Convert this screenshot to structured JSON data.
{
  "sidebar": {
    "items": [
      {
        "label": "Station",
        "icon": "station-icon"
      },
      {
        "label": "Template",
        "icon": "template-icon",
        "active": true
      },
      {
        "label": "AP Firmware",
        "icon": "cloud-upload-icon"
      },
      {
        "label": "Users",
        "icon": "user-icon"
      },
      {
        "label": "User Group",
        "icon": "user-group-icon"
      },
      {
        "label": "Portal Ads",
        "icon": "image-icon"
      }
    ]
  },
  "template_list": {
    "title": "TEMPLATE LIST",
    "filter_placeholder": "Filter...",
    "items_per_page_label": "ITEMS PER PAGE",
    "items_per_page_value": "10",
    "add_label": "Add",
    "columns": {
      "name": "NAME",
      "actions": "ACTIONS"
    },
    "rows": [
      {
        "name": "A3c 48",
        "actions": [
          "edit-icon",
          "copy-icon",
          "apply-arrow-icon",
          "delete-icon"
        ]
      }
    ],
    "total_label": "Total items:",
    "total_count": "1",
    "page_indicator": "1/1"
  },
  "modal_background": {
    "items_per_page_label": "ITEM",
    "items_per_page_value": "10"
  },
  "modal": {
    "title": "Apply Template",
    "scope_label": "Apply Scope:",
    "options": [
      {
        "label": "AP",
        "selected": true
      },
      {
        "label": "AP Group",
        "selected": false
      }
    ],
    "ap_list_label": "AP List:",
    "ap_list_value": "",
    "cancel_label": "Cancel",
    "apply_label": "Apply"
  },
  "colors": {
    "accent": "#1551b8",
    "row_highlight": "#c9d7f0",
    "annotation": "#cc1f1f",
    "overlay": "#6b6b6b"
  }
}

◆ ◆ ◆ ◆ ◆ ◆ ◆

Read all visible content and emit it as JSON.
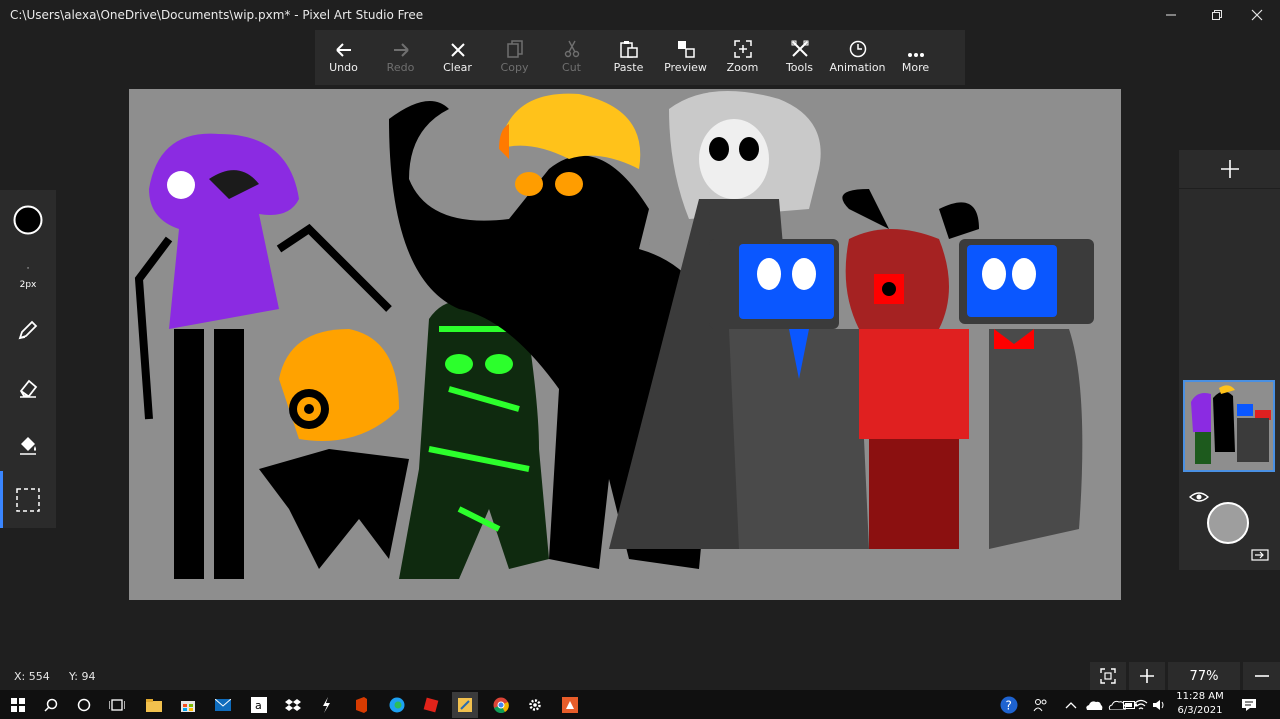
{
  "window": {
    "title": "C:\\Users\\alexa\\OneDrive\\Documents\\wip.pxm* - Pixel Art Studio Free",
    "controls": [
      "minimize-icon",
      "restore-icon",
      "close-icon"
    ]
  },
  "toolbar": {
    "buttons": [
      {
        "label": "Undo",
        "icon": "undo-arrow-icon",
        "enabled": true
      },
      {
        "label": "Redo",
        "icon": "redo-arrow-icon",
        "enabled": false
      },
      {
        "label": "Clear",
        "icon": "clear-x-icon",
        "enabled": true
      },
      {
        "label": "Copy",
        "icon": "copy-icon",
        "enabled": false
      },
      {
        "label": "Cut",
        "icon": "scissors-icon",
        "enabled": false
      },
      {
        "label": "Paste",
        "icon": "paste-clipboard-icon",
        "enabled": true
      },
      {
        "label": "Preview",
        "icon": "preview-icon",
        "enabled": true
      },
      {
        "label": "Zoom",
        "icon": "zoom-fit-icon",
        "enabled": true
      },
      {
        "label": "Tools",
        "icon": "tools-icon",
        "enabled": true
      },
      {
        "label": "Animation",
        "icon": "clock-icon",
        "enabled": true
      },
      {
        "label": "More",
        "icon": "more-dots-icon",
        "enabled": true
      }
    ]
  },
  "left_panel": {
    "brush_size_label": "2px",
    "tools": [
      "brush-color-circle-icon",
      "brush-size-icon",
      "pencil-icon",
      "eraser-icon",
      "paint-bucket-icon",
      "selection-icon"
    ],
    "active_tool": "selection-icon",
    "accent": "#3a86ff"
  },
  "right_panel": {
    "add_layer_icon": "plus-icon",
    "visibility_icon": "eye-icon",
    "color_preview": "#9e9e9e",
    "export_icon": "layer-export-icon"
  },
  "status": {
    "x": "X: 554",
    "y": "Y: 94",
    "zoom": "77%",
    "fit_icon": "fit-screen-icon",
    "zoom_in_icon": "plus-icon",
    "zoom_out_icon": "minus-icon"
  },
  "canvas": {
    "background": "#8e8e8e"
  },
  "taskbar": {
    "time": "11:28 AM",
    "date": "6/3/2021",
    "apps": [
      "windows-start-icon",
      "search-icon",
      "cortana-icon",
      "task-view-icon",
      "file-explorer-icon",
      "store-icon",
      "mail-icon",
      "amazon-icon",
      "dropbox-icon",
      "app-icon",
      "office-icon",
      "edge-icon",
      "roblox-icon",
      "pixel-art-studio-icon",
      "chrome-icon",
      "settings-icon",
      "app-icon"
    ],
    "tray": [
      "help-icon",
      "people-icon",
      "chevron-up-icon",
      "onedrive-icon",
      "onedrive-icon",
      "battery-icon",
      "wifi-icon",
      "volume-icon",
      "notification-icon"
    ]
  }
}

◆ ◆ ◆ ◆ ◆ ◆ ◆

■ **What to work on**:
Collect each line above holding the string "plus".

■ **Answer to this exercise**:
    "add_layer_icon": "plus-icon",
    "zoom_in_icon": "plus-icon",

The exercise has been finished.